Written problem: Work out how many lines of the records contain "image". Answer with the number and nothing else.

Provided records:

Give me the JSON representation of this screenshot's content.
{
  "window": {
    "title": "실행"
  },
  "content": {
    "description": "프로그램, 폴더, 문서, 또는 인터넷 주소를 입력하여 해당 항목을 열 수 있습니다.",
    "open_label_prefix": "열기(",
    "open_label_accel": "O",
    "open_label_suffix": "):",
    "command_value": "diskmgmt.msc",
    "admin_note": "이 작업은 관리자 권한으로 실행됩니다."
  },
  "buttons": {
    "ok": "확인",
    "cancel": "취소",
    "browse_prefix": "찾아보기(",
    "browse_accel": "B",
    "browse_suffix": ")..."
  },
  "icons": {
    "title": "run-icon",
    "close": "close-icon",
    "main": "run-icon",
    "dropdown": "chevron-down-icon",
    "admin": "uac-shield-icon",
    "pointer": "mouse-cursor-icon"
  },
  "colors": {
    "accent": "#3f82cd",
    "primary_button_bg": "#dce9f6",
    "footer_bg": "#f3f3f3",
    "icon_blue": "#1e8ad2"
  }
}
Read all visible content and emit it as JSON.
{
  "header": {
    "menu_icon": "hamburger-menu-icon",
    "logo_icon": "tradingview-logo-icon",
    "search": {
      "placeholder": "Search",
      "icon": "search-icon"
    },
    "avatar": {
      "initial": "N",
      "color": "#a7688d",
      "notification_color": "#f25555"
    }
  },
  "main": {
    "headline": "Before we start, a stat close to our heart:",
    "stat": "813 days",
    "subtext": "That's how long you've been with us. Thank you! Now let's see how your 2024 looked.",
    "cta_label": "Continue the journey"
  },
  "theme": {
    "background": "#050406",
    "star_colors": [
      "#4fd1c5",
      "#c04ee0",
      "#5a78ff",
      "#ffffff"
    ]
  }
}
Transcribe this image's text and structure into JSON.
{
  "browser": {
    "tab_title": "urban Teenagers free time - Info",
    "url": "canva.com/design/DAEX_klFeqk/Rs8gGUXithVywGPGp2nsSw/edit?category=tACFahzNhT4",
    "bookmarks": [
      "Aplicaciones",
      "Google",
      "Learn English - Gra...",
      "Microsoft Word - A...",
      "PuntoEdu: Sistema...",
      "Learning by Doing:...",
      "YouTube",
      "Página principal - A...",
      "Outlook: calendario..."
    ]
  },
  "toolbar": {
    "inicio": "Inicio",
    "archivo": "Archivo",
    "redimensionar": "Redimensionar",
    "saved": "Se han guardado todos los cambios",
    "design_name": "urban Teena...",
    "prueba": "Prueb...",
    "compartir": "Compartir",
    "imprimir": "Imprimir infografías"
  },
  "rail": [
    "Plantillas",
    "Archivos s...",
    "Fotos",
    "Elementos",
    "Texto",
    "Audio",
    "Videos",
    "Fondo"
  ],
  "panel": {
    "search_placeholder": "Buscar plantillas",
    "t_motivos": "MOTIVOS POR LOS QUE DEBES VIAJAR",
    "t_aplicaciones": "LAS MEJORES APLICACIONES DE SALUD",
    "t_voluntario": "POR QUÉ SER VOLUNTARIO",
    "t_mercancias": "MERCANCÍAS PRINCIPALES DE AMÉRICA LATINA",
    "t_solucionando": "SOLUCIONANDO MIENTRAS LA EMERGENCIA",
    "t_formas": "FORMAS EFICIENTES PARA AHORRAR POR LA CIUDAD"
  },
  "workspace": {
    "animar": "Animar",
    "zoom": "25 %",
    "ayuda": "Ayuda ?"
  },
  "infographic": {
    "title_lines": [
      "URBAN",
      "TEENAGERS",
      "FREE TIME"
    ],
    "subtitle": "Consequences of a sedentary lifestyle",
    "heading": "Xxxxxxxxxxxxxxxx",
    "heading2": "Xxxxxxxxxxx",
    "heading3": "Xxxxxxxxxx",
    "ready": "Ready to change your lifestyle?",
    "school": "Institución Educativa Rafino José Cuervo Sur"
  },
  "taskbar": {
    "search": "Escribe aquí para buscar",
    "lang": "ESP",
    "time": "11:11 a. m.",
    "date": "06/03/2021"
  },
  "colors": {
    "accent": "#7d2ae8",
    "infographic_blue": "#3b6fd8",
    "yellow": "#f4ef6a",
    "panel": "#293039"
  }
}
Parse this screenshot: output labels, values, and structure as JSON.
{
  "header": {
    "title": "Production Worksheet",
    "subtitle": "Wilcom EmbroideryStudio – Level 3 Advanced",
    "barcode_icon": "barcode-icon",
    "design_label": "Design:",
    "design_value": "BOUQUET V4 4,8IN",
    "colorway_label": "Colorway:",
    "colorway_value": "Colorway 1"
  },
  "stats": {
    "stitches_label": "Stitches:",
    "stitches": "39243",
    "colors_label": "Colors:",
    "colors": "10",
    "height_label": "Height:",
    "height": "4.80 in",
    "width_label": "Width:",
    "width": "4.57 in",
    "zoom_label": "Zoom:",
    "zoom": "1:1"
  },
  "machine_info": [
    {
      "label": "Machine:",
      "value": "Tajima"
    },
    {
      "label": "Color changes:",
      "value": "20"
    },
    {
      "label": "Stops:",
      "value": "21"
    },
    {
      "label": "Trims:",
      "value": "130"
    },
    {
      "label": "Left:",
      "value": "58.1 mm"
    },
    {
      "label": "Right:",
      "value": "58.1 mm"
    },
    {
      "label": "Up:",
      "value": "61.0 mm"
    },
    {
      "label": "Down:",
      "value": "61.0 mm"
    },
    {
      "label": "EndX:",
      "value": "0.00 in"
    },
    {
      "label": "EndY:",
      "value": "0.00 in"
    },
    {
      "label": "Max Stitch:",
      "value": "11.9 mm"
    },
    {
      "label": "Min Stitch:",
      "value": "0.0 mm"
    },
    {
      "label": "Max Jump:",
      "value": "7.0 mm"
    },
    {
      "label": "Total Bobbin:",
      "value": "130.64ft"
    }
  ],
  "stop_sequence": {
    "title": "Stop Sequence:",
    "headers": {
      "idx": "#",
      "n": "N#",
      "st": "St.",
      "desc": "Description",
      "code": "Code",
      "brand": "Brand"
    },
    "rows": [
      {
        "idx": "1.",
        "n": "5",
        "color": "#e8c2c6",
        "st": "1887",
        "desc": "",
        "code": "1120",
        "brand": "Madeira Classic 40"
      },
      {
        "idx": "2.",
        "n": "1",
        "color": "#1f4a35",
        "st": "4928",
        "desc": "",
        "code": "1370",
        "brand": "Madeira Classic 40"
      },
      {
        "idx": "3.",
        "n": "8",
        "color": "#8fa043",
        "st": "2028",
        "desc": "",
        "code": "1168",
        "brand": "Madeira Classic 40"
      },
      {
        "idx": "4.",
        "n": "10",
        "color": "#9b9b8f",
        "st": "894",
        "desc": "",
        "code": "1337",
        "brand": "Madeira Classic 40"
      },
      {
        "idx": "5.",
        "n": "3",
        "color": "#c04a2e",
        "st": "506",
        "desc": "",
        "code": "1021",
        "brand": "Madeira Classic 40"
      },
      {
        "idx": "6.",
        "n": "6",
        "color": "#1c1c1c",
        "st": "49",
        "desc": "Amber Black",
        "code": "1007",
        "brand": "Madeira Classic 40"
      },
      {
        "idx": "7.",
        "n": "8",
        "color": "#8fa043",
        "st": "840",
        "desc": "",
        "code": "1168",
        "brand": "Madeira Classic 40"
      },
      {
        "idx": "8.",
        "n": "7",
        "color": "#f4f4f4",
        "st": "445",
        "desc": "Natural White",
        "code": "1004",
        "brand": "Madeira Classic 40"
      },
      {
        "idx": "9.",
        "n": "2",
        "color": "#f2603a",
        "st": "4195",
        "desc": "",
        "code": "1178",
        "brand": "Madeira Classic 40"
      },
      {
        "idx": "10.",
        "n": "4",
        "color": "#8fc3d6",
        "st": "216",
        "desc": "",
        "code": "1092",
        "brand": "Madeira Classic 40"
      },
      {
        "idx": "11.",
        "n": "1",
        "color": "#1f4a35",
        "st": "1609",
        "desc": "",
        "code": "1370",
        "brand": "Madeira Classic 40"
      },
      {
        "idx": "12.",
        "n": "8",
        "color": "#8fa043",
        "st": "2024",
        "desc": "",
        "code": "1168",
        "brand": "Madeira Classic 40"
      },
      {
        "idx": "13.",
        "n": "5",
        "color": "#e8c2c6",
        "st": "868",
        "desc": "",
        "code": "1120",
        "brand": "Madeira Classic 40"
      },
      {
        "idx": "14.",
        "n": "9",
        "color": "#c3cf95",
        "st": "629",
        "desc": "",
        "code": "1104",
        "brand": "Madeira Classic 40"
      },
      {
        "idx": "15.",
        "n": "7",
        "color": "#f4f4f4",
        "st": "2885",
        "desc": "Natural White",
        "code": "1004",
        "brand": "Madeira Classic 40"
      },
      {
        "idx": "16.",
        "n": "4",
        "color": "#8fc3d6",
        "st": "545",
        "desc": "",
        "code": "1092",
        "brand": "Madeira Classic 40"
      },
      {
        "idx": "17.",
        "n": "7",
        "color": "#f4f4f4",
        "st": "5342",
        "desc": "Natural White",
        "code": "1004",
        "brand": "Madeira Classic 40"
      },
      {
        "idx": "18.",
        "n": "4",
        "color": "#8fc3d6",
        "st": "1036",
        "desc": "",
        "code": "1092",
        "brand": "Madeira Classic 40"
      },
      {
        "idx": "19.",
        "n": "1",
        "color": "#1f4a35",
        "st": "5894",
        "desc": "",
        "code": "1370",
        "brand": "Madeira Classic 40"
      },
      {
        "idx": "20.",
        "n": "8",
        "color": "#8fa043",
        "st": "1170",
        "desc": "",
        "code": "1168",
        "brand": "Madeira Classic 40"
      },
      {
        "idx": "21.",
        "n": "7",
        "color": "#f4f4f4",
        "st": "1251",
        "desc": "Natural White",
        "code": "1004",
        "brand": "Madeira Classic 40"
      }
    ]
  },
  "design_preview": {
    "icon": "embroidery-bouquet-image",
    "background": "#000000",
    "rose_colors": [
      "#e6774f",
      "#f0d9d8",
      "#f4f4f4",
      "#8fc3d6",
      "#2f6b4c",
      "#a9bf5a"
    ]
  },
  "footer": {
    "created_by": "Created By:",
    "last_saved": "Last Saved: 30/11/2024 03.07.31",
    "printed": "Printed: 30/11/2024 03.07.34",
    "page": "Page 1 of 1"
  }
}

Response to the task: 2